Task description: Check every line of the entries for "significance", and copy the lines that hold it.

::::::

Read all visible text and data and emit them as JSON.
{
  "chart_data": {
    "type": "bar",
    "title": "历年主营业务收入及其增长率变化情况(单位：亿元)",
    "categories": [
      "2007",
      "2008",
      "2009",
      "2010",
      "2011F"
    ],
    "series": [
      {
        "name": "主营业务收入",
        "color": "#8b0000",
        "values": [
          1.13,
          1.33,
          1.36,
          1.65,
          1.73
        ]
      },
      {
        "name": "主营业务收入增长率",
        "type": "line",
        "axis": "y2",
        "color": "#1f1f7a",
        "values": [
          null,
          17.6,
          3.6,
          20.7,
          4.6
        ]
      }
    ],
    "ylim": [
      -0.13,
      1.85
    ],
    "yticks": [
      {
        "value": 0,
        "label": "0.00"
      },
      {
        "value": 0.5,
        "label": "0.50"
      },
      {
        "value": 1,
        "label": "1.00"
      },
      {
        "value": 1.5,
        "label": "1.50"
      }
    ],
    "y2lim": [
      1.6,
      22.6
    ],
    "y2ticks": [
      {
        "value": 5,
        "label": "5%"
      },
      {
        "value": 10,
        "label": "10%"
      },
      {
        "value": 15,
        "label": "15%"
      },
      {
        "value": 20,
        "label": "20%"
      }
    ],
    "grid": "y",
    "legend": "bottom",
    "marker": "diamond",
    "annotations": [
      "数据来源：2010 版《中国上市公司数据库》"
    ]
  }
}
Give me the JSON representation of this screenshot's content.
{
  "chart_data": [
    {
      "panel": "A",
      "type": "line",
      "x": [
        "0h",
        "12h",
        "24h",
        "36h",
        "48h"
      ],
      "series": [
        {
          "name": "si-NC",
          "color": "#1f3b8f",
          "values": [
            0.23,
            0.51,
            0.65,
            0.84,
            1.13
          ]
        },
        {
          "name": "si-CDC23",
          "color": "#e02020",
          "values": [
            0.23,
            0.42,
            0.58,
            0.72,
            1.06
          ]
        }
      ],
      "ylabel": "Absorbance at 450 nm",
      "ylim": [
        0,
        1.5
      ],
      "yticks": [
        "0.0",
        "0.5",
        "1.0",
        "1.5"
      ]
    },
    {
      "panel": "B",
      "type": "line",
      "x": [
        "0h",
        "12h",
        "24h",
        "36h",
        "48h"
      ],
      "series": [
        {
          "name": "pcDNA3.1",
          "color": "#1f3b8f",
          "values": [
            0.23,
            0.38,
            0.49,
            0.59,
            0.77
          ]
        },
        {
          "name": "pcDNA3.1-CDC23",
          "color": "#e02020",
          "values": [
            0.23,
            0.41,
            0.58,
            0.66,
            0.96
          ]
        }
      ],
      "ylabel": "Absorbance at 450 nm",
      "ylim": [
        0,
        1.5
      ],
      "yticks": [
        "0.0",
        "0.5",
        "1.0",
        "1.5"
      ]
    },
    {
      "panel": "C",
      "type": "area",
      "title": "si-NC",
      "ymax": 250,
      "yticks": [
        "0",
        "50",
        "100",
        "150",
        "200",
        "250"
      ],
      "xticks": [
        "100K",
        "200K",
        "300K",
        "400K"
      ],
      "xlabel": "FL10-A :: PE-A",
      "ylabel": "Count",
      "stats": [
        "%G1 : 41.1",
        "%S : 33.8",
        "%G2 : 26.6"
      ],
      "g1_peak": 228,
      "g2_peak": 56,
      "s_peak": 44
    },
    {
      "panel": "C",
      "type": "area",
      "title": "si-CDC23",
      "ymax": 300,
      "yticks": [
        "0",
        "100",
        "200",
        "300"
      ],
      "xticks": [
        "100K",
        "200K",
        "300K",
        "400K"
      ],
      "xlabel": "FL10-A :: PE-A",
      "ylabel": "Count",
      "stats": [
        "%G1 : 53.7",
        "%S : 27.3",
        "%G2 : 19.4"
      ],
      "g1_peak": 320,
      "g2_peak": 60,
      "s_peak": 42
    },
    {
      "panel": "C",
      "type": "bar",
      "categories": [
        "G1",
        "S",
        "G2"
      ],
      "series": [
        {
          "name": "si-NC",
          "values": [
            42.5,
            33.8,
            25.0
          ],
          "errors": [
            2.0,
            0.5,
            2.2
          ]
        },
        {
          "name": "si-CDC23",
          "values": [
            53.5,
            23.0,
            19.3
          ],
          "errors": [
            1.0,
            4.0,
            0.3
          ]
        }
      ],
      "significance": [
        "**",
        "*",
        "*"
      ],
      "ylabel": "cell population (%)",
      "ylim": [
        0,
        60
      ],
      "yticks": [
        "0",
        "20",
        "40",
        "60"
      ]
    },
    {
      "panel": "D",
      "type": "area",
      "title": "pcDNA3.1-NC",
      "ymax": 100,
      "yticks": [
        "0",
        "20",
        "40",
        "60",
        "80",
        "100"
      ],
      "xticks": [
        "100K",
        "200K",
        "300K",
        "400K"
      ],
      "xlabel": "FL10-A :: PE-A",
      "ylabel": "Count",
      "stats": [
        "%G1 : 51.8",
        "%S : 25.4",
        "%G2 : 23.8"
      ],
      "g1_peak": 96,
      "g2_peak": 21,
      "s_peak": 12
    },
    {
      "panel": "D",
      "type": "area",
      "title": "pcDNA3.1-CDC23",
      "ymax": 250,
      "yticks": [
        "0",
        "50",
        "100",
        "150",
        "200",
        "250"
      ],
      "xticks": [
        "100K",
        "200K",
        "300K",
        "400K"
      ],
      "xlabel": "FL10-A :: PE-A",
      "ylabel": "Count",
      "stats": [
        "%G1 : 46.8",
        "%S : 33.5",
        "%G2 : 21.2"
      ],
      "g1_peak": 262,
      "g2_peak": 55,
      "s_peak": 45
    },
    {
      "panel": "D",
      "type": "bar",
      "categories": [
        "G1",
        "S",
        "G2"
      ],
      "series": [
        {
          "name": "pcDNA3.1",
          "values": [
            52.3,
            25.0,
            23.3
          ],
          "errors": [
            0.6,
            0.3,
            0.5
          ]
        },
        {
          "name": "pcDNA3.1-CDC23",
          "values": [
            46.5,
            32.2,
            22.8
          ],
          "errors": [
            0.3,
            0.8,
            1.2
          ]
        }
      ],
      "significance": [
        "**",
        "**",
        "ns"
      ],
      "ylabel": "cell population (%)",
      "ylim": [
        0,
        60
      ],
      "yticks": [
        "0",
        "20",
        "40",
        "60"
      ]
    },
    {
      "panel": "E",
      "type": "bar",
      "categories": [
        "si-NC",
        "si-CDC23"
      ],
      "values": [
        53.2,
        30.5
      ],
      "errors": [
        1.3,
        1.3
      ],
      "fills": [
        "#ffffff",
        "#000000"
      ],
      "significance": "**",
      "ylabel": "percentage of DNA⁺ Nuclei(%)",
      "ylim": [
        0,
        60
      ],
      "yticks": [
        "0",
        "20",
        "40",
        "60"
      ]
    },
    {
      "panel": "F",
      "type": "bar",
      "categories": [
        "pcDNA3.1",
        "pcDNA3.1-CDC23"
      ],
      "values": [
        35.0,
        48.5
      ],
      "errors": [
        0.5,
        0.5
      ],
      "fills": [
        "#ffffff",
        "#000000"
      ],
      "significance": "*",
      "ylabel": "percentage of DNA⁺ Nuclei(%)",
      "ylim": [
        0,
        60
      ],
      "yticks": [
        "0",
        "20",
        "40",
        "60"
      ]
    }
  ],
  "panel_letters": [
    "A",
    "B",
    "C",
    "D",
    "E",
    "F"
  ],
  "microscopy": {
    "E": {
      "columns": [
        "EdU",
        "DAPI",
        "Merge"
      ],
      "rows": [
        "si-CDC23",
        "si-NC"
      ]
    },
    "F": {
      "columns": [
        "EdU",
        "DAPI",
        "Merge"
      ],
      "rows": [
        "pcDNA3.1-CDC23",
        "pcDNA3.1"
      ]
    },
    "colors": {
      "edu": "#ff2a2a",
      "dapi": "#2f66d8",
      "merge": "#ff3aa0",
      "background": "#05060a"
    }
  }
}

::::::

Exercise output:
      "significance": [
      "significance": [
      "significance": "**",
      "significance": "*",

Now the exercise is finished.